REQUIRED WORK
Find every line in the records that holds the string "círculo". Copy each one.

PROVIDED DATA
▼

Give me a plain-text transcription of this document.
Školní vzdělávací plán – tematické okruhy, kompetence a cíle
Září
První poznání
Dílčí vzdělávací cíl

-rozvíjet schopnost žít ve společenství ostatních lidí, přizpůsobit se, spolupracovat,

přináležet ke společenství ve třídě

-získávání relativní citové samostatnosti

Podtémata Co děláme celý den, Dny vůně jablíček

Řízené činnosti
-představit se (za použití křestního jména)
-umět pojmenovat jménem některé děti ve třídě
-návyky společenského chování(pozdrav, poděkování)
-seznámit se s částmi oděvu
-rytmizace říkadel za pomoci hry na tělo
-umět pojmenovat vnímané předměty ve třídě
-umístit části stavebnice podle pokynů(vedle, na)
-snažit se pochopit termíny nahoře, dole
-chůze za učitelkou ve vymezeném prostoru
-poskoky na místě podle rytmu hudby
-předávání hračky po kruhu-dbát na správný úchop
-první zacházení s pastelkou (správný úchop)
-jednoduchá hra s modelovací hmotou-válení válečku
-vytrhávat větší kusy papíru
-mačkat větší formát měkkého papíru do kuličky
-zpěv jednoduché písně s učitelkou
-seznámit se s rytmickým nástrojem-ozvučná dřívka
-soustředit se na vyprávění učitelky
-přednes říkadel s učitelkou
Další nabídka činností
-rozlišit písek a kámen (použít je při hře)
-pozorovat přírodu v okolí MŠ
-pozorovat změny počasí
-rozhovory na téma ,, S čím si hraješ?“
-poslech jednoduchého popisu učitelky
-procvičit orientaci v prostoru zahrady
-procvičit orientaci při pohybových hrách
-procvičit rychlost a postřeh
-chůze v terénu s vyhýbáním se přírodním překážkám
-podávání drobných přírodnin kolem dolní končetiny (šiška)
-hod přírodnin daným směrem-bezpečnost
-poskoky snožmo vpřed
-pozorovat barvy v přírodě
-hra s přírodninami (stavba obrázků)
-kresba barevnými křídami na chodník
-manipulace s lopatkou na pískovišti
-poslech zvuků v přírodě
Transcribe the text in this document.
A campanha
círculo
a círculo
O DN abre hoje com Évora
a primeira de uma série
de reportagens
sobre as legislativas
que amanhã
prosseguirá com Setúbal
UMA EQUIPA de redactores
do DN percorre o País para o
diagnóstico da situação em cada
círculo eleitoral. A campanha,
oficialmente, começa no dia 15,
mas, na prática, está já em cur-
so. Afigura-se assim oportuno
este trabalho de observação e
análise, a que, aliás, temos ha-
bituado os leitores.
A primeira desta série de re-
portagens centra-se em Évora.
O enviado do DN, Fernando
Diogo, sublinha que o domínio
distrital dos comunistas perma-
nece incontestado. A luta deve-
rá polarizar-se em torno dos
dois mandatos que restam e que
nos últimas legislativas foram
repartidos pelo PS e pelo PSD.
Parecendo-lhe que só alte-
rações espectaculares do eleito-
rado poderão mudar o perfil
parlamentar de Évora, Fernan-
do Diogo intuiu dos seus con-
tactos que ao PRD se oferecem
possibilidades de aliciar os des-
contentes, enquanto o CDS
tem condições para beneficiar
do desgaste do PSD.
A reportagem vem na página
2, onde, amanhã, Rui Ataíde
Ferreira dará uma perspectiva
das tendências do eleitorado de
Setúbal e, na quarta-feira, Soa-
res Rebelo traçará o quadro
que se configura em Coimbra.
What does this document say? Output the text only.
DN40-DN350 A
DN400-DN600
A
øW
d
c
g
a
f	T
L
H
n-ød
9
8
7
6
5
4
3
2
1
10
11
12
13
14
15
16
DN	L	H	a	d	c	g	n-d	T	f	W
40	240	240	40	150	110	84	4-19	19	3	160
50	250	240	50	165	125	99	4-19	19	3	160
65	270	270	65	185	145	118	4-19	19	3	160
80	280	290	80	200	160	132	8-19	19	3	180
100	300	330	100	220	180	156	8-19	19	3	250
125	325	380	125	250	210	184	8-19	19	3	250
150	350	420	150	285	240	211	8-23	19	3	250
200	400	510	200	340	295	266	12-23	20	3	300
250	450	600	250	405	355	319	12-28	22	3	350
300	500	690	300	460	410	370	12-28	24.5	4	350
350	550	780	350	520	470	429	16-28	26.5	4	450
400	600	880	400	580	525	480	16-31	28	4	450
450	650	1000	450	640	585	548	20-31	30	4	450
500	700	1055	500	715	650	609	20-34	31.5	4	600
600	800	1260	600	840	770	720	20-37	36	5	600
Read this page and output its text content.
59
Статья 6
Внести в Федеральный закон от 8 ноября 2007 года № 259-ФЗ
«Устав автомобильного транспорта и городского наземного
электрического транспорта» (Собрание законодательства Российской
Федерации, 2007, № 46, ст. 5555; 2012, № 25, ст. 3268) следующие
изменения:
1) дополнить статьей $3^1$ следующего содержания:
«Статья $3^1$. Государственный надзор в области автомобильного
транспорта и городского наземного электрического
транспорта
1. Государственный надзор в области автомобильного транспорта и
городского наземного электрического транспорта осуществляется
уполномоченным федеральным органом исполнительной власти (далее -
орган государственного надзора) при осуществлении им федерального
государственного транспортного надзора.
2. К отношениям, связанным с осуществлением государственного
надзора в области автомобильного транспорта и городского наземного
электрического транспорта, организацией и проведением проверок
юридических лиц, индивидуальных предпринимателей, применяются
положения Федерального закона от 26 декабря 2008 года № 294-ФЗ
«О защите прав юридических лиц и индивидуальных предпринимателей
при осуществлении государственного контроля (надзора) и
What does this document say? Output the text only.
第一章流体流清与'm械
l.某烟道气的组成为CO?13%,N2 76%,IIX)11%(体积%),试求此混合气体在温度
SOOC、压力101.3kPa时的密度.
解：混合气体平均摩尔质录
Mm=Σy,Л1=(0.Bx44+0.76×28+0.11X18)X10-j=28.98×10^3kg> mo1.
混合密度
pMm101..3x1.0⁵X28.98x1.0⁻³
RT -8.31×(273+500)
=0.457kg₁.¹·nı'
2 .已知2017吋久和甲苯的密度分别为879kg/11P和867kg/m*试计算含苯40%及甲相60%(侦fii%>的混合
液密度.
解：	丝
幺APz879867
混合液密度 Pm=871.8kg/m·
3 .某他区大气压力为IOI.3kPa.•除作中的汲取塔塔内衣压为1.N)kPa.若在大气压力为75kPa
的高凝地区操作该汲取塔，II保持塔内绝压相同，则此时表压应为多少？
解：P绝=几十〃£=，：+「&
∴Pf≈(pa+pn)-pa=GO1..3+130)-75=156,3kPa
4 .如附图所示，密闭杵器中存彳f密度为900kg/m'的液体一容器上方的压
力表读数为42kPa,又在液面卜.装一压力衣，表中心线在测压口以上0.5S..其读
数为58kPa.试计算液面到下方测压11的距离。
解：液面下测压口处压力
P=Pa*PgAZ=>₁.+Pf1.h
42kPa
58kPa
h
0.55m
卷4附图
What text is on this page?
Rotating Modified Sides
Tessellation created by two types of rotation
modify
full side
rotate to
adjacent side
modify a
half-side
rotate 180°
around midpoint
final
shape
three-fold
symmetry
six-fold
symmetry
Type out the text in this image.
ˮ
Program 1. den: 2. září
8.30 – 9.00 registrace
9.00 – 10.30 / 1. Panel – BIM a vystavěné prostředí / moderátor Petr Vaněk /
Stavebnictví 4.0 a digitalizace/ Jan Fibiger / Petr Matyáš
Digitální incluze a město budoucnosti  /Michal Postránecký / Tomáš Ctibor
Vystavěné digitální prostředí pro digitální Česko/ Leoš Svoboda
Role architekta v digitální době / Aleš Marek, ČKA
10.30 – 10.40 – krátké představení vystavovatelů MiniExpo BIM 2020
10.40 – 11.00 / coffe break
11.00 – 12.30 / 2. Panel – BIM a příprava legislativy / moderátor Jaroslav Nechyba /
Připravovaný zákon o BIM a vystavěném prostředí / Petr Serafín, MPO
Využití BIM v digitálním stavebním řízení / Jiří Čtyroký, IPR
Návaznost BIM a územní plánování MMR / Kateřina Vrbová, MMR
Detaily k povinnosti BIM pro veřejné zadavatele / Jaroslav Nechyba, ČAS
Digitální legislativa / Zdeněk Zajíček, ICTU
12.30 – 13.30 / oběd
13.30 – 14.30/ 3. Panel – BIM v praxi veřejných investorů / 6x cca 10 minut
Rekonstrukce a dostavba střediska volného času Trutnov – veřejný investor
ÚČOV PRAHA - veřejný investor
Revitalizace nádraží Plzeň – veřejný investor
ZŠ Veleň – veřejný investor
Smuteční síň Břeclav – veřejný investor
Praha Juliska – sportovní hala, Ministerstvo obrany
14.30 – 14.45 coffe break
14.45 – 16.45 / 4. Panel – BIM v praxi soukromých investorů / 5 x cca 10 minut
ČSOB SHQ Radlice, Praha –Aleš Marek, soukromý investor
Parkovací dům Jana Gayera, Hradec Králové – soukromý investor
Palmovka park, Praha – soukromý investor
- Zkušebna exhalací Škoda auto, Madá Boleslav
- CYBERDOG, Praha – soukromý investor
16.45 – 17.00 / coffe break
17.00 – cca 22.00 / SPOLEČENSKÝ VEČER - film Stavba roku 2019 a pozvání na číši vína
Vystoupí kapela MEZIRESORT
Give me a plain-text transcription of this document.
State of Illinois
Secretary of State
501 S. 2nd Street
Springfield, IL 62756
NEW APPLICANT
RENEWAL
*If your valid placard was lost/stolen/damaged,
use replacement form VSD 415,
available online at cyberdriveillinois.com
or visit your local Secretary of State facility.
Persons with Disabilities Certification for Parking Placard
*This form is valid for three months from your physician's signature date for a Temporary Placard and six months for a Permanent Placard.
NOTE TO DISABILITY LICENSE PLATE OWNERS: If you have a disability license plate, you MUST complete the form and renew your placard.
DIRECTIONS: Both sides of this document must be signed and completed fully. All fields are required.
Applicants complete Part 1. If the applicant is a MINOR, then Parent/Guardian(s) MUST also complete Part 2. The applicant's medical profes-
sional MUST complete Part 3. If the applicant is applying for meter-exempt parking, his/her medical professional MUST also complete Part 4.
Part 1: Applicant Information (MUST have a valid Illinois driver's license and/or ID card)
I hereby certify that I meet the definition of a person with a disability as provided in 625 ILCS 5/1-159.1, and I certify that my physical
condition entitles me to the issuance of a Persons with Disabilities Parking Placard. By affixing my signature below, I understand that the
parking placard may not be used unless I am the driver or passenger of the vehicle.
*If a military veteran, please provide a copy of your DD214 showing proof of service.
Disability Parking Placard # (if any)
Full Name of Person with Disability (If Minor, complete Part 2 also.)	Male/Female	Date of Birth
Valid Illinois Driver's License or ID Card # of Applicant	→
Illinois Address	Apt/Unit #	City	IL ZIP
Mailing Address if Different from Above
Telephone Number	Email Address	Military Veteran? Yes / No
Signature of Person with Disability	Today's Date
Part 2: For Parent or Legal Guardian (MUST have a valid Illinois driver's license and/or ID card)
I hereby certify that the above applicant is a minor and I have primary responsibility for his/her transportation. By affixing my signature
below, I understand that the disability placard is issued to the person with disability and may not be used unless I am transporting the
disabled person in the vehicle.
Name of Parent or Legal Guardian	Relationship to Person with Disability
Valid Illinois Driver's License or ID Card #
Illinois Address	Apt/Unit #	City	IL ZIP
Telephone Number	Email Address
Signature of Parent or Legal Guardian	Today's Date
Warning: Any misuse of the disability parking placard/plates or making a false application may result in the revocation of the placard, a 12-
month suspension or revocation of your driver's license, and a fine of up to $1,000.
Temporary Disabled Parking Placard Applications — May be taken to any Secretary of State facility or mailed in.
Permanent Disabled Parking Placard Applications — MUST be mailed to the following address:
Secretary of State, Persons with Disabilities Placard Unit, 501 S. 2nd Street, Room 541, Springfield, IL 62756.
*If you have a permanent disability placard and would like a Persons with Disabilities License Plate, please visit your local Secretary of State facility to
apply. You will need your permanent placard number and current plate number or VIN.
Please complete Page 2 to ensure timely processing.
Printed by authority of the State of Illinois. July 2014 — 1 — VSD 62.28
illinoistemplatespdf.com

▲

SOLUTION TO THE PROBLEM
círculo
a círculo
círculo eleitoral. A campanha,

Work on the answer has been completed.